Scan the records below. List lines holding "ASCII".
-- start --
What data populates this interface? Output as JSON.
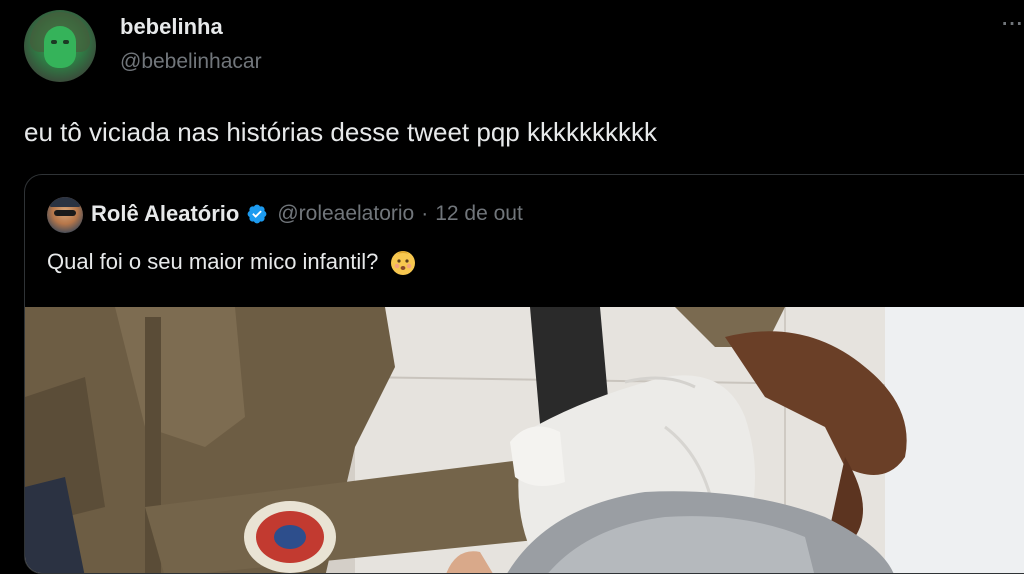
{
  "tweet": {
    "author_name": "bebelinha",
    "author_handle": "@bebelinhacar",
    "text": "eu tô viciada nas histórias desse tweet pqp kkkkkkkkkk",
    "more_icon": "more-horizontal-icon"
  },
  "quoted_tweet": {
    "author_name": "Rolê Aleatório",
    "verified": true,
    "author_handle": "@roleaelatorio",
    "separator": "·",
    "date": "12 de out",
    "text": "Qual foi o seu maior mico infantil?",
    "emoji_icon": "baby-face-emoji-icon",
    "media_description_icon": "photo-media"
  },
  "colors": {
    "background": "#000000",
    "primary_text": "#e7e9ea",
    "secondary_text": "#71767b",
    "border": "#2f3336",
    "verified_blue": "#1d9bf0"
  }
}
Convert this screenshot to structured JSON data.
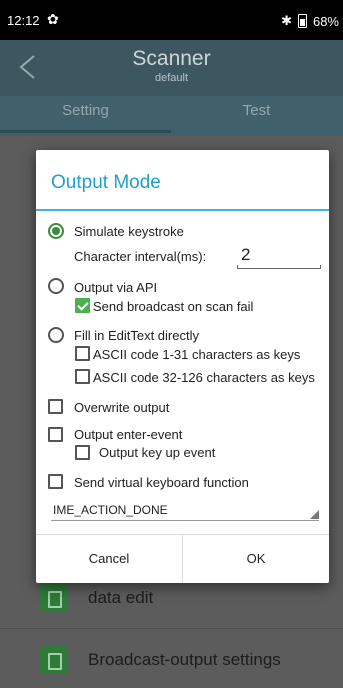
{
  "status": {
    "time": "12:12",
    "bluetooth": "✱",
    "battery_percent": "68%"
  },
  "app": {
    "title": "Scanner",
    "subtitle": "default"
  },
  "tabs": [
    "Setting",
    "Test"
  ],
  "background_items": [
    "data edit",
    "Broadcast-output settings"
  ],
  "dialog": {
    "title": "Output Mode",
    "simulate_keystroke": "Simulate keystroke",
    "char_interval_label": "Character interval(ms):",
    "char_interval_value": "2",
    "output_via_api": "Output via API",
    "send_broadcast": "Send broadcast on scan fail",
    "fill_edittext": "Fill in EditText directly",
    "ascii_1_31": "ASCII code 1-31 characters as keys",
    "ascii_32_126": "ASCII code 32-126 characters as keys",
    "overwrite_output": "Overwrite output",
    "output_enter_event": "Output enter-event",
    "output_key_up": "Output key up event",
    "send_virtual_keyboard": "Send virtual keyboard function",
    "ime_action": "IME_ACTION_DONE",
    "cancel": "Cancel",
    "ok": "OK"
  },
  "colors": {
    "accent": "#22a0c8",
    "check_green": "#4caf50",
    "appbar": "#3c5760"
  }
}
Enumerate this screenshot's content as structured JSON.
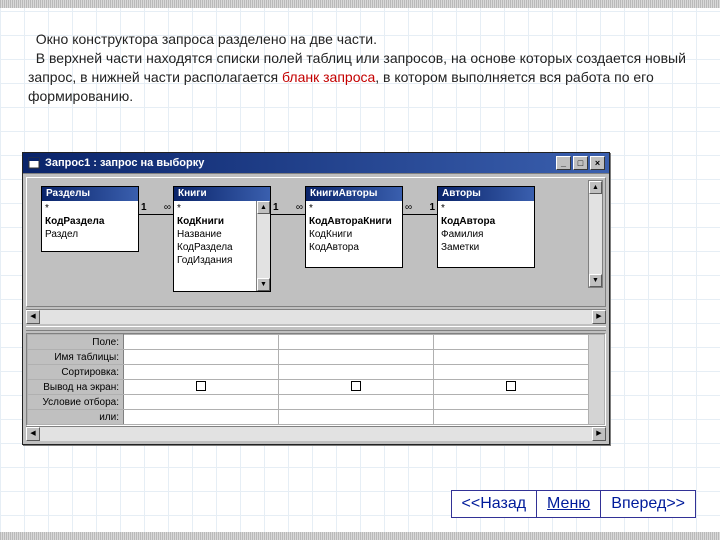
-- end --
Worked solution
    "ascii_1_31": "ASCII code 1-31 characters as keys",
    "ascii_32_126": "ASCII code 32-126 characters as keys",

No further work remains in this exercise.